Task statement =
Send back the entries below exactly as they appear.

[begin Supplied data]

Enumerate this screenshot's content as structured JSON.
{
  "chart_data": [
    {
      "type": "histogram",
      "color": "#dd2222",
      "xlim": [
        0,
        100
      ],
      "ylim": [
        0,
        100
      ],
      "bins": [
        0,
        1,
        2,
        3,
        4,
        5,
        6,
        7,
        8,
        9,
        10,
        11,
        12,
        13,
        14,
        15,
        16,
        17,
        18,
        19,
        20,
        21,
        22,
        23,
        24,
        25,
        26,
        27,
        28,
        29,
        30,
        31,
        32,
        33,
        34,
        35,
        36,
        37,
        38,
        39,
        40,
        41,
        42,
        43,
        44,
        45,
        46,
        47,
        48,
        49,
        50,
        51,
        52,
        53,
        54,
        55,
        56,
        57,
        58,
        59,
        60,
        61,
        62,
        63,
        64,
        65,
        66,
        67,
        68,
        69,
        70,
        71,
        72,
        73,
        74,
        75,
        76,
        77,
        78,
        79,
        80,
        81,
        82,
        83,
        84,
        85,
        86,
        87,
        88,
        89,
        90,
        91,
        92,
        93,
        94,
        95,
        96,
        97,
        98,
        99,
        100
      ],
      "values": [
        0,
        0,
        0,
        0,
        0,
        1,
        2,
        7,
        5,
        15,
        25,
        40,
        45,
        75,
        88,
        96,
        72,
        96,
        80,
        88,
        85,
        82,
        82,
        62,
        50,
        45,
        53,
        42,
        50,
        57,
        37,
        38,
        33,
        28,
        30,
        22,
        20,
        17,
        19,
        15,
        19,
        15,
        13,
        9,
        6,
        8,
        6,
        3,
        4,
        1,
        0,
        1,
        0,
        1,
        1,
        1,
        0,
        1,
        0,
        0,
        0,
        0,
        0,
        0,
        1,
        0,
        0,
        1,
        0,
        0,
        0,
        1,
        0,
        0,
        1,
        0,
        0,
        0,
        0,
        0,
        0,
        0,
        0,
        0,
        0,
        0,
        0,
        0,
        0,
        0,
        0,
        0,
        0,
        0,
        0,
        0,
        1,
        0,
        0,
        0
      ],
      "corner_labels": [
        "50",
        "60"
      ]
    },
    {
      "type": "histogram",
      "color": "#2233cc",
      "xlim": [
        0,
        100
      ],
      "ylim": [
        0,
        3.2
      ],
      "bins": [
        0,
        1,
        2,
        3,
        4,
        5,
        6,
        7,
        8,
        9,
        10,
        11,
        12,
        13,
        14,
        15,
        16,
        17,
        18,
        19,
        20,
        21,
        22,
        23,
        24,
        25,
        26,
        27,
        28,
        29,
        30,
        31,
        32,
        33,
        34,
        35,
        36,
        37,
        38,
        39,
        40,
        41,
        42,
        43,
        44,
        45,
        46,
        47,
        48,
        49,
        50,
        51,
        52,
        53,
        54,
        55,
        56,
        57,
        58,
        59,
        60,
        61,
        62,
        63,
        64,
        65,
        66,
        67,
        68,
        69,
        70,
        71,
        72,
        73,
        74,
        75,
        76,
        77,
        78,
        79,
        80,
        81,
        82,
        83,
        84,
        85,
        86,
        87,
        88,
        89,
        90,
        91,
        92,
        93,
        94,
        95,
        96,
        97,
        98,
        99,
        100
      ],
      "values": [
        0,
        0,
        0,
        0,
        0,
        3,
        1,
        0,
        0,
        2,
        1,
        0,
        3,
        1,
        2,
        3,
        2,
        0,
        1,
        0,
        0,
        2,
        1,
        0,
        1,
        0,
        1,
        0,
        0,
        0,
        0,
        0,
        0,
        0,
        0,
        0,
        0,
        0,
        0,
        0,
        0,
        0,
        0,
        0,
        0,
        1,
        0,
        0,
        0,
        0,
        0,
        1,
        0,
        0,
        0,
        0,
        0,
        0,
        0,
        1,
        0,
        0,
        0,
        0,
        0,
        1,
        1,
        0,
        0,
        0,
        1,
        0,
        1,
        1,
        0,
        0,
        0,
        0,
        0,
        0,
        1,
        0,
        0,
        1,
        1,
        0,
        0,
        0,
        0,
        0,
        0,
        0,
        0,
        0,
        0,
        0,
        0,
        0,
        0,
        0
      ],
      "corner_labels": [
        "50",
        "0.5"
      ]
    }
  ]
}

[end Supplied data]

Output of the task =
Enumerate this screenshot's content as structured JSON.
{
  "chart_data": [
    {
      "type": "histogram",
      "color": "#dd2222",
      "xlim": [
        0,
        100
      ],
      "ylim": [
        0,
        100
      ],
      "bins": [
        0,
        1,
        2,
        3,
        4,
        5,
        6,
        7,
        8,
        9,
        10,
        11,
        12,
        13,
        14,
        15,
        16,
        17,
        18,
        19,
        20,
        21,
        22,
        23,
        24,
        25,
        26,
        27,
        28,
        29,
        30,
        31,
        32,
        33,
        34,
        35,
        36,
        37,
        38,
        39,
        40,
        41,
        42,
        43,
        44,
        45,
        46,
        47,
        48,
        49,
        50,
        51,
        52,
        53,
        54,
        55,
        56,
        57,
        58,
        59,
        60,
        61,
        62,
        63,
        64,
        65,
        66,
        67,
        68,
        69,
        70,
        71,
        72,
        73,
        74,
        75,
        76,
        77,
        78,
        79,
        80,
        81,
        82,
        83,
        84,
        85,
        86,
        87,
        88,
        89,
        90,
        91,
        92,
        93,
        94,
        95,
        96,
        97,
        98,
        99,
        100
      ],
      "values": [
        0,
        0,
        0,
        0,
        0,
        1,
        2,
        7,
        5,
        15,
        25,
        40,
        45,
        75,
        88,
        96,
        72,
        96,
        80,
        88,
        85,
        82,
        82,
        62,
        50,
        45,
        53,
        42,
        50,
        57,
        37,
        38,
        33,
        28,
        30,
        22,
        20,
        17,
        19,
        15,
        19,
        15,
        13,
        9,
        6,
        8,
        6,
        3,
        4,
        1,
        0,
        1,
        0,
        1,
        1,
        1,
        0,
        1,
        0,
        0,
        0,
        0,
        0,
        0,
        1,
        0,
        0,
        1,
        0,
        0,
        0,
        1,
        0,
        0,
        1,
        0,
        0,
        0,
        0,
        0,
        0,
        0,
        0,
        0,
        0,
        0,
        0,
        0,
        0,
        0,
        0,
        0,
        0,
        0,
        0,
        0,
        1,
        0,
        0,
        0
      ],
      "corner_labels": [
        "50",
        "60"
      ]
    },
    {
      "type": "histogram",
      "color": "#2233cc",
      "xlim": [
        0,
        100
      ],
      "ylim": [
        0,
        3.2
      ],
      "bins": [
        0,
        1,
        2,
        3,
        4,
        5,
        6,
        7,
        8,
        9,
        10,
        11,
        12,
        13,
        14,
        15,
        16,
        17,
        18,
        19,
        20,
        21,
        22,
        23,
        24,
        25,
        26,
        27,
        28,
        29,
        30,
        31,
        32,
        33,
        34,
        35,
        36,
        37,
        38,
        39,
        40,
        41,
        42,
        43,
        44,
        45,
        46,
        47,
        48,
        49,
        50,
        51,
        52,
        53,
        54,
        55,
        56,
        57,
        58,
        59,
        60,
        61,
        62,
        63,
        64,
        65,
        66,
        67,
        68,
        69,
        70,
        71,
        72,
        73,
        74,
        75,
        76,
        77,
        78,
        79,
        80,
        81,
        82,
        83,
        84,
        85,
        86,
        87,
        88,
        89,
        90,
        91,
        92,
        93,
        94,
        95,
        96,
        97,
        98,
        99,
        100
      ],
      "values": [
        0,
        0,
        0,
        0,
        0,
        3,
        1,
        0,
        0,
        2,
        1,
        0,
        3,
        1,
        2,
        3,
        2,
        0,
        1,
        0,
        0,
        2,
        1,
        0,
        1,
        0,
        1,
        0,
        0,
        0,
        0,
        0,
        0,
        0,
        0,
        0,
        0,
        0,
        0,
        0,
        0,
        0,
        0,
        0,
        0,
        1,
        0,
        0,
        0,
        0,
        0,
        1,
        0,
        0,
        0,
        0,
        0,
        0,
        0,
        1,
        0,
        0,
        0,
        0,
        0,
        1,
        1,
        0,
        0,
        0,
        1,
        0,
        1,
        1,
        0,
        0,
        0,
        0,
        0,
        0,
        1,
        0,
        0,
        1,
        1,
        0,
        0,
        0,
        0,
        0,
        0,
        0,
        0,
        0,
        0,
        0,
        0,
        0,
        0,
        0
      ],
      "corner_labels": [
        "50",
        "0.5"
      ]
    }
  ]
}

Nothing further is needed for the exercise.